:: Instructions for the task ::
Copy out each line exactly as it appears.

┄┄┄┄┄┄┄┄┄┄┄┄┄┄┄┄┄┄┄┄

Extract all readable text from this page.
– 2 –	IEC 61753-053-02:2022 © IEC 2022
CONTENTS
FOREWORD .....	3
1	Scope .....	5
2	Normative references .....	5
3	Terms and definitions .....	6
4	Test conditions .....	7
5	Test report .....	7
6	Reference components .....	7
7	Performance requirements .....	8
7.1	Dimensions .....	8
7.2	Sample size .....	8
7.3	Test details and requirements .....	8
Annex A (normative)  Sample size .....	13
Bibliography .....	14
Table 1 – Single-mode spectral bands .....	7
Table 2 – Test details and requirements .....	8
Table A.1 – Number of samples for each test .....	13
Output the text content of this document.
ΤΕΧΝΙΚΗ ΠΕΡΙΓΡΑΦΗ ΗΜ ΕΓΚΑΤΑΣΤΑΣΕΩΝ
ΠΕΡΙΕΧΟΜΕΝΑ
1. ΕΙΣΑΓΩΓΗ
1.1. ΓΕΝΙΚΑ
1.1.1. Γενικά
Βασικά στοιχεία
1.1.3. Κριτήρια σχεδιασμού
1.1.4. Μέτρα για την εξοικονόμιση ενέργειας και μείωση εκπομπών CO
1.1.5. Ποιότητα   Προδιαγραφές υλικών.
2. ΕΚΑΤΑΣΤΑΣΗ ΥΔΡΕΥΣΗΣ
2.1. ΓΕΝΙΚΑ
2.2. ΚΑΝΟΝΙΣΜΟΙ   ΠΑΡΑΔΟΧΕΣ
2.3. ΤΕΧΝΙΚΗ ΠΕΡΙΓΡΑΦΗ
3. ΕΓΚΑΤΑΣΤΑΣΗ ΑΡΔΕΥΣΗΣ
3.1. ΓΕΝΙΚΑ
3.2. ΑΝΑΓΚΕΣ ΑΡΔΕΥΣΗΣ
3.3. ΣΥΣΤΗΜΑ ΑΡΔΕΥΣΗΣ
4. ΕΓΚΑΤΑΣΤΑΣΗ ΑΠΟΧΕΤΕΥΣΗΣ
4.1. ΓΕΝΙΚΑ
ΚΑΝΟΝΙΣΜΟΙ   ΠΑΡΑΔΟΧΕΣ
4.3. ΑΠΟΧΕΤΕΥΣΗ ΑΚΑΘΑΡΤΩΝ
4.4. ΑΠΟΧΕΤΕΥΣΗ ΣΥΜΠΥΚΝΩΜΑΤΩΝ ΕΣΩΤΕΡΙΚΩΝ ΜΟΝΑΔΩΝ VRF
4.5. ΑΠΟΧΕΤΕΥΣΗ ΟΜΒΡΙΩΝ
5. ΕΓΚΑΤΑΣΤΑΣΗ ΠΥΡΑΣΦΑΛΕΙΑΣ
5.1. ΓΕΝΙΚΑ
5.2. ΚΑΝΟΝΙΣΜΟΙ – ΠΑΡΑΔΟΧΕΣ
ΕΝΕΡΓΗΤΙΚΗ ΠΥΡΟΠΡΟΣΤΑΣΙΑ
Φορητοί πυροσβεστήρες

┄┄┄┄┄┄┄┄┄┄┄┄┄┄┄┄┄┄┄┄

:: Output of the exercise ::
Extract all readable text from this page.
– 2 –	IEC 61753-053-02:2022 © IEC 2022
CONTENTS
FOREWORD .....	3
1	Scope .....	5
2	Normative references .....	5
3	Terms and definitions .....	6
4	Test conditions .....	7
5	Test report .....	7
6	Reference components .....	7
7	Performance requirements .....	8
7.1	Dimensions .....	8
7.2	Sample size .....	8
7.3	Test details and requirements .....	8
Annex A (normative)  Sample size .....	13
Bibliography .....	14
Table 1 – Single-mode spectral bands .....	7
Table 2 – Test details and requirements .....	8
Table A.1 – Number of samples for each test .....	13
Output the text content of this document.
ΤΕΧΝΙΚΗ ΠΕΡΙΓΡΑΦΗ ΗΜ ΕΓΚΑΤΑΣΤΑΣΕΩΝ
ΠΕΡΙΕΧΟΜΕΝΑ
1. ΕΙΣΑΓΩΓΗ
1.1. ΓΕΝΙΚΑ
1.1.1. Γενικά
Βασικά στοιχεία
1.1.3. Κριτήρια σχεδιασμού
1.1.4. Μέτρα για την εξοικονόμιση ενέργειας και μείωση εκπομπών CO
1.1.5. Ποιότητα   Προδιαγραφές υλικών.
2. ΕΚΑΤΑΣΤΑΣΗ ΥΔΡΕΥΣΗΣ
2.1. ΓΕΝΙΚΑ
2.2. ΚΑΝΟΝΙΣΜΟΙ   ΠΑΡΑΔΟΧΕΣ
2.3. ΤΕΧΝΙΚΗ ΠΕΡΙΓΡΑΦΗ
3. ΕΓΚΑΤΑΣΤΑΣΗ ΑΡΔΕΥΣΗΣ
3.1. ΓΕΝΙΚΑ
3.2. ΑΝΑΓΚΕΣ ΑΡΔΕΥΣΗΣ
3.3. ΣΥΣΤΗΜΑ ΑΡΔΕΥΣΗΣ
4. ΕΓΚΑΤΑΣΤΑΣΗ ΑΠΟΧΕΤΕΥΣΗΣ
4.1. ΓΕΝΙΚΑ
ΚΑΝΟΝΙΣΜΟΙ   ΠΑΡΑΔΟΧΕΣ
4.3. ΑΠΟΧΕΤΕΥΣΗ ΑΚΑΘΑΡΤΩΝ
4.4. ΑΠΟΧΕΤΕΥΣΗ ΣΥΜΠΥΚΝΩΜΑΤΩΝ ΕΣΩΤΕΡΙΚΩΝ ΜΟΝΑΔΩΝ VRF
4.5. ΑΠΟΧΕΤΕΥΣΗ ΟΜΒΡΙΩΝ
5. ΕΓΚΑΤΑΣΤΑΣΗ ΠΥΡΑΣΦΑΛΕΙΑΣ
5.1. ΓΕΝΙΚΑ
5.2. ΚΑΝΟΝΙΣΜΟΙ – ΠΑΡΑΔΟΧΕΣ
ΕΝΕΡΓΗΤΙΚΗ ΠΥΡΟΠΡΟΣΤΑΣΙΑ
Φορητοί πυροσβεστήρες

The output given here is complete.